--- Stated problem ---
Go through the material below and copy all lines with "icon".

☆ ☆ ☆ ☆ ☆ ☆ ☆

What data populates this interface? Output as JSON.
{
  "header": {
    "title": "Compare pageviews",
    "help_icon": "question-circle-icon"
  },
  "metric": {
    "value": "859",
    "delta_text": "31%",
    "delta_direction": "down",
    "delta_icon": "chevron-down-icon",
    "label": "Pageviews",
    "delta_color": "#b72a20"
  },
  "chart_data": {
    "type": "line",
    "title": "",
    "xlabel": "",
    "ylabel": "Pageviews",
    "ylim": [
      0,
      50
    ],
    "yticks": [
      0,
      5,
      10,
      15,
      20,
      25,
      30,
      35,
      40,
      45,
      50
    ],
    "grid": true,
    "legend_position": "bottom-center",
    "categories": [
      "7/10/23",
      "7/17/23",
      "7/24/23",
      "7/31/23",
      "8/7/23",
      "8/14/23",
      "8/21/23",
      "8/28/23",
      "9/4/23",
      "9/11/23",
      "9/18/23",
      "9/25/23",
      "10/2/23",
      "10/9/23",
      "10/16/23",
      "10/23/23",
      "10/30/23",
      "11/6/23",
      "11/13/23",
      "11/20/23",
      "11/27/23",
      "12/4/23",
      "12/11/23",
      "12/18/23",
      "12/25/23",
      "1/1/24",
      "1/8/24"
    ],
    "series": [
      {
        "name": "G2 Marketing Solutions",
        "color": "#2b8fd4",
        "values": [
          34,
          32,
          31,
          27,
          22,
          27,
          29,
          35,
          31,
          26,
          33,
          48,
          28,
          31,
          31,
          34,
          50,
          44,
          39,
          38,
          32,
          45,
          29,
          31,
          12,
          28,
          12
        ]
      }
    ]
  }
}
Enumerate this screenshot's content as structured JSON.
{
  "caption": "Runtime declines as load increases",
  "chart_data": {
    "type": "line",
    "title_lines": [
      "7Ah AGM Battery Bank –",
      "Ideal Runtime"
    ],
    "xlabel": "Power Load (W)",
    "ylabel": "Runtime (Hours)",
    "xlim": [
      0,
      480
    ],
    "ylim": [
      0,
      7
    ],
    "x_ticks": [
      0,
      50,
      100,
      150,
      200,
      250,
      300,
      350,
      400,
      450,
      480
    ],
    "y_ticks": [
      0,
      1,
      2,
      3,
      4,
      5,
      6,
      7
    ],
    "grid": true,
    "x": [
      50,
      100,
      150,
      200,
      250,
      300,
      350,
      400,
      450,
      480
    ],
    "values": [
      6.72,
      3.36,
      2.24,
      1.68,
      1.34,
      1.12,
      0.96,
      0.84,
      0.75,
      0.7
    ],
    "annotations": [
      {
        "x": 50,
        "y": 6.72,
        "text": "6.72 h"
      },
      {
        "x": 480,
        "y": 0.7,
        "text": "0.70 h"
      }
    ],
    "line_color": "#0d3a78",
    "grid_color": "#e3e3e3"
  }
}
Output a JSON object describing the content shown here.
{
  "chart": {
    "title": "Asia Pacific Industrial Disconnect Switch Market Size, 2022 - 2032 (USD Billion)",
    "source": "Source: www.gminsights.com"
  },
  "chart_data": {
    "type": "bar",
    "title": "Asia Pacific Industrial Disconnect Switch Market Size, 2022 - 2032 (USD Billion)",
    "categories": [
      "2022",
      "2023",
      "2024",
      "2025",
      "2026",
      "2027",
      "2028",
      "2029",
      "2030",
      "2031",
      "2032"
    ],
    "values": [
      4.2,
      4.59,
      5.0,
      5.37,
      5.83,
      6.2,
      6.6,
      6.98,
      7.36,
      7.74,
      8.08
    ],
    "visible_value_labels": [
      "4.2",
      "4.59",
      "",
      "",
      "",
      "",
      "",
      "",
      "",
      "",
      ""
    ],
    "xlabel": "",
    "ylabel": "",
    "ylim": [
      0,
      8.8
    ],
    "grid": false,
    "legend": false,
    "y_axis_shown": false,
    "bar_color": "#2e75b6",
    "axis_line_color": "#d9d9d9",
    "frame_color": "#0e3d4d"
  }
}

☆ ☆ ☆ ☆ ☆ ☆ ☆

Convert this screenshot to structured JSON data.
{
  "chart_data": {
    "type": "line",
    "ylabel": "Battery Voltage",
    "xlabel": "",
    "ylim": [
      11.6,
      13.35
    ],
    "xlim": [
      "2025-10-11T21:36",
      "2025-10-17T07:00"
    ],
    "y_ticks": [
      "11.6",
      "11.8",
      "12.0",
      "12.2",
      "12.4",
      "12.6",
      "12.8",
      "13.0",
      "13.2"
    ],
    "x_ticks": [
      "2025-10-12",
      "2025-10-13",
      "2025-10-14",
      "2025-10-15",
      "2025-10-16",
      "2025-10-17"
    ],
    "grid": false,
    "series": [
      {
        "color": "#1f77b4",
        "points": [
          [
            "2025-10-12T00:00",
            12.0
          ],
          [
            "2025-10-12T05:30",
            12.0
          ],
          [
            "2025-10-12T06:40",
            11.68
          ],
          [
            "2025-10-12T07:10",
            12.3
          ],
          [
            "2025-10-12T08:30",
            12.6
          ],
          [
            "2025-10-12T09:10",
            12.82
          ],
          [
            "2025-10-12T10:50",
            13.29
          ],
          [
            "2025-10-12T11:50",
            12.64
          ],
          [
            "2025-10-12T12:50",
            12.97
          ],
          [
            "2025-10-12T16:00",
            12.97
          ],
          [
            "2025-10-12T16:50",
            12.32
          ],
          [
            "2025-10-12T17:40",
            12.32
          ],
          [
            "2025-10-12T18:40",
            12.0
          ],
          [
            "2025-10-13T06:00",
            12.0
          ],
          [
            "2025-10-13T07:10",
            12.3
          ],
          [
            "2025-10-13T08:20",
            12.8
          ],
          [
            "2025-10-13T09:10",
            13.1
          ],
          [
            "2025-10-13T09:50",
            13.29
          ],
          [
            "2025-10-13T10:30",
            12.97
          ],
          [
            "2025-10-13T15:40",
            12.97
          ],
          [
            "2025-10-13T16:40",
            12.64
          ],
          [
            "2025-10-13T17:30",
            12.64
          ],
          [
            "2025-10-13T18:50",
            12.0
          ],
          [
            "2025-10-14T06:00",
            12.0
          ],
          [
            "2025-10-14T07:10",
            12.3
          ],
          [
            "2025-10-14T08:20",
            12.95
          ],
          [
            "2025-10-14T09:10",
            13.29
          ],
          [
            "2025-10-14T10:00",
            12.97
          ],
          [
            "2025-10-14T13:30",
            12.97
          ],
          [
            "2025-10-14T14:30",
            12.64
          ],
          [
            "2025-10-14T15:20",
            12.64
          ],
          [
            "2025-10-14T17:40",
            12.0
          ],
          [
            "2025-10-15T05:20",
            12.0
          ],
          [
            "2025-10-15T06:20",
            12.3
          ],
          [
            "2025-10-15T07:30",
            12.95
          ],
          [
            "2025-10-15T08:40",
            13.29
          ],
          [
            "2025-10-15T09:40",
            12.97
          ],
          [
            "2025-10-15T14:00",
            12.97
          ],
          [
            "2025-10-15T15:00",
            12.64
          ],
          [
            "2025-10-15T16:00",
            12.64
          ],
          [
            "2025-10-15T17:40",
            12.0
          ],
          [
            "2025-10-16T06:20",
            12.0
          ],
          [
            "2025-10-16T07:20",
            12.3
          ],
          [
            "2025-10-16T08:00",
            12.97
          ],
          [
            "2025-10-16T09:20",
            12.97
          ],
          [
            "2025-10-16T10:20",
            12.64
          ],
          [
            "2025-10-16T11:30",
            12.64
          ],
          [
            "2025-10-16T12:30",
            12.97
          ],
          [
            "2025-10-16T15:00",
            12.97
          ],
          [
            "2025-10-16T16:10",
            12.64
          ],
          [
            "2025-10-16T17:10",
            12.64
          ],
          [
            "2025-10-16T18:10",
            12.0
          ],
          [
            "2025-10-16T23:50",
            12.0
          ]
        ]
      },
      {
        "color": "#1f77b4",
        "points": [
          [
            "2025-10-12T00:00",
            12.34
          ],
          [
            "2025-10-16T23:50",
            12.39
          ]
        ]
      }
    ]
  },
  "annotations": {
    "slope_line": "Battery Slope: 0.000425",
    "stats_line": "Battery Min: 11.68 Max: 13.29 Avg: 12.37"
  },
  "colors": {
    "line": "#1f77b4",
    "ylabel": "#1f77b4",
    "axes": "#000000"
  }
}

☆ ☆ ☆ ☆ ☆ ☆ ☆

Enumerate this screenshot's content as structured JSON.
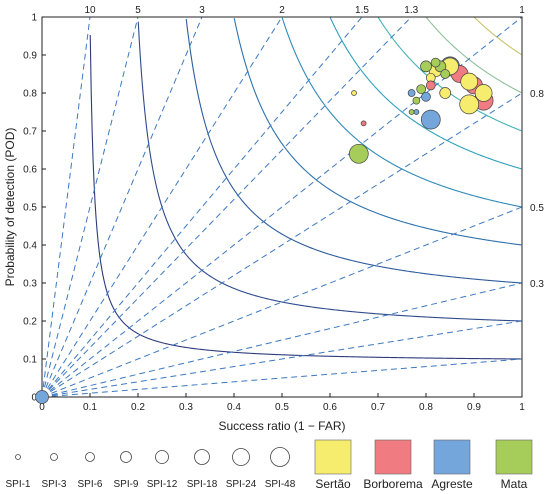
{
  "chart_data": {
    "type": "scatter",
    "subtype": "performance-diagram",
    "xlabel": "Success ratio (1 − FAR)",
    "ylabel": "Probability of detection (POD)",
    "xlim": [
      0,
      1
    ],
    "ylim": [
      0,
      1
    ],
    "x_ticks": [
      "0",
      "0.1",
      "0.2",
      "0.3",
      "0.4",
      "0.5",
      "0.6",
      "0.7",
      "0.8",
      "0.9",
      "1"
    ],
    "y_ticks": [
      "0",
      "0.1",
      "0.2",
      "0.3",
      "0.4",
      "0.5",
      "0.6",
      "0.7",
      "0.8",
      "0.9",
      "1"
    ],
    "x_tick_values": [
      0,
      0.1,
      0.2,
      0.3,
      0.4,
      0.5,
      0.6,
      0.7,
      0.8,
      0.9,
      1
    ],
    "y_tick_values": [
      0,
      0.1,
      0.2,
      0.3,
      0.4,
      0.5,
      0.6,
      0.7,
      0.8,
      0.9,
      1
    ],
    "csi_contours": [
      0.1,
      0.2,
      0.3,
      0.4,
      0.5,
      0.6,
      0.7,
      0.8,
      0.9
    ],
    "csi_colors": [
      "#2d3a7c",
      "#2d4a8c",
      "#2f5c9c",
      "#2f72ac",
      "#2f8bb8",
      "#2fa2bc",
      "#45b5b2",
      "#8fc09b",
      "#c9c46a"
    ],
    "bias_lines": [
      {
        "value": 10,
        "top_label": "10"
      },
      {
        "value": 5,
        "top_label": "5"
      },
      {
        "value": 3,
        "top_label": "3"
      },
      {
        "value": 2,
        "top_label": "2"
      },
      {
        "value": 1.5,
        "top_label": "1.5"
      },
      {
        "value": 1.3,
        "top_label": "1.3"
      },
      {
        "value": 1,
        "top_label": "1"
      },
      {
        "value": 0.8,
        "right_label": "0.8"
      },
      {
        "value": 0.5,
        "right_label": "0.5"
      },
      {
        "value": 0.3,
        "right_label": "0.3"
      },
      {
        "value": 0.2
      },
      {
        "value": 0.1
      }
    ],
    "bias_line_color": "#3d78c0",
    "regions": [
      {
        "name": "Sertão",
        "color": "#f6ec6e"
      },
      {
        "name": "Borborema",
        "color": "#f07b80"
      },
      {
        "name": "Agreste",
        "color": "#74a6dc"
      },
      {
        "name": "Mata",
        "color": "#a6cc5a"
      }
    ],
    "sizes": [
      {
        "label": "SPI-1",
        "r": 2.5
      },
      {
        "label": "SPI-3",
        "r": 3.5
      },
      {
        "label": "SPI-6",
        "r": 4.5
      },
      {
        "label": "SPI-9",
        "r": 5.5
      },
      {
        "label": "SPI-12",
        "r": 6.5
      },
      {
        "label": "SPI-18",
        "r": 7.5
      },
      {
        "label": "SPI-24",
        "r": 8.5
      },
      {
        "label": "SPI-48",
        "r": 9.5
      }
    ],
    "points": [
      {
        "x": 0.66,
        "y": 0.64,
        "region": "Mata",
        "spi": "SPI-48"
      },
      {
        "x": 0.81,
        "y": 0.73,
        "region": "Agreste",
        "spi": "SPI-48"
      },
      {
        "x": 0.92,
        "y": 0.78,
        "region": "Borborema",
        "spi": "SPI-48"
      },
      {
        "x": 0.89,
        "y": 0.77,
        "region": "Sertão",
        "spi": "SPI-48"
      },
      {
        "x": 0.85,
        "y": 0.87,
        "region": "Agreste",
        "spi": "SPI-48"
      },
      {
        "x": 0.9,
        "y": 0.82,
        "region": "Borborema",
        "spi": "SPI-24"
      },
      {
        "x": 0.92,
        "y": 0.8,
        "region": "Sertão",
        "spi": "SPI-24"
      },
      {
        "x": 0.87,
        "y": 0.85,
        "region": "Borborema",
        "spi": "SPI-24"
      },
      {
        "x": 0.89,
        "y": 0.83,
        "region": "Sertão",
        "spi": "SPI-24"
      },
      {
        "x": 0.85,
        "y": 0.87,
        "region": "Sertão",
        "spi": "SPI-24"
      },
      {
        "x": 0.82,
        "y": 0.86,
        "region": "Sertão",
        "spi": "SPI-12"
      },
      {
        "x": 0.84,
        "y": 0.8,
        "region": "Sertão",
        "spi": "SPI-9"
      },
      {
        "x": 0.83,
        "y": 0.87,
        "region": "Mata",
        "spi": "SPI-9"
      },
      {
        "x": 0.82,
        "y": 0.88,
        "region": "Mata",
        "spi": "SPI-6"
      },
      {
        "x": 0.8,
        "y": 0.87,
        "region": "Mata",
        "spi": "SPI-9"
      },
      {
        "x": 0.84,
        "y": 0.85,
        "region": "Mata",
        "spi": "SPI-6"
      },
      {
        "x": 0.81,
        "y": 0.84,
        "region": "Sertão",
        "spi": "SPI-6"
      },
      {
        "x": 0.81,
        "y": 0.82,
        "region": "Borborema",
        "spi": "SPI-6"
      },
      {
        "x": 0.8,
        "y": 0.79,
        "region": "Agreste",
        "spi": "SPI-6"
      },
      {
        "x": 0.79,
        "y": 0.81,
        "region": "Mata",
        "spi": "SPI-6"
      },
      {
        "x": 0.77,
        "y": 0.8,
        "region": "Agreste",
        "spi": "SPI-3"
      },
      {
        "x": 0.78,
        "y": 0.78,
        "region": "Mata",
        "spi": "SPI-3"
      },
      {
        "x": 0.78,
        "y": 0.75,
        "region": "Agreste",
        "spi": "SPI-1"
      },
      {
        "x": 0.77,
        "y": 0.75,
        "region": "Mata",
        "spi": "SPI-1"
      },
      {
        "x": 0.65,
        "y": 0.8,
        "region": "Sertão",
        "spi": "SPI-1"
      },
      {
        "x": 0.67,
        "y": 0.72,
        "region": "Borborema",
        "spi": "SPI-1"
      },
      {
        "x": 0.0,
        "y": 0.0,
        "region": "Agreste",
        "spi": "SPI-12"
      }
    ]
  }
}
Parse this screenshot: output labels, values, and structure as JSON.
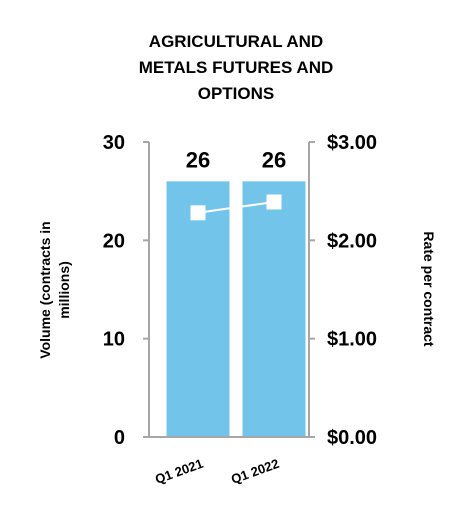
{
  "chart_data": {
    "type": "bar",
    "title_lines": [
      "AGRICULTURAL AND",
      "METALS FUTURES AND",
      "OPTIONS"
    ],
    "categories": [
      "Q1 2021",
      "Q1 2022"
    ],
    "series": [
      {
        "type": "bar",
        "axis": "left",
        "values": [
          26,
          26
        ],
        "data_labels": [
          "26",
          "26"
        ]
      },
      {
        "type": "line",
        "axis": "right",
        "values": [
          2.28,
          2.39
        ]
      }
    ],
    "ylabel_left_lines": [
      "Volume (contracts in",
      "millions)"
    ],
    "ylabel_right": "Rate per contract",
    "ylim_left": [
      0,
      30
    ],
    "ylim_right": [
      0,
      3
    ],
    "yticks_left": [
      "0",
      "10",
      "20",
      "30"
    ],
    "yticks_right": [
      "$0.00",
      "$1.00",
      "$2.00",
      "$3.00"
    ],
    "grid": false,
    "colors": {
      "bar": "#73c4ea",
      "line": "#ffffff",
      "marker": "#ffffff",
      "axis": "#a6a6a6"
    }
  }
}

☆ ☆ ☆ ☆ ☆ ☆ ☆

--- Reply to the task ---
    "help_icon": "question-circle-icon"
    "delta_icon": "chevron-down-icon",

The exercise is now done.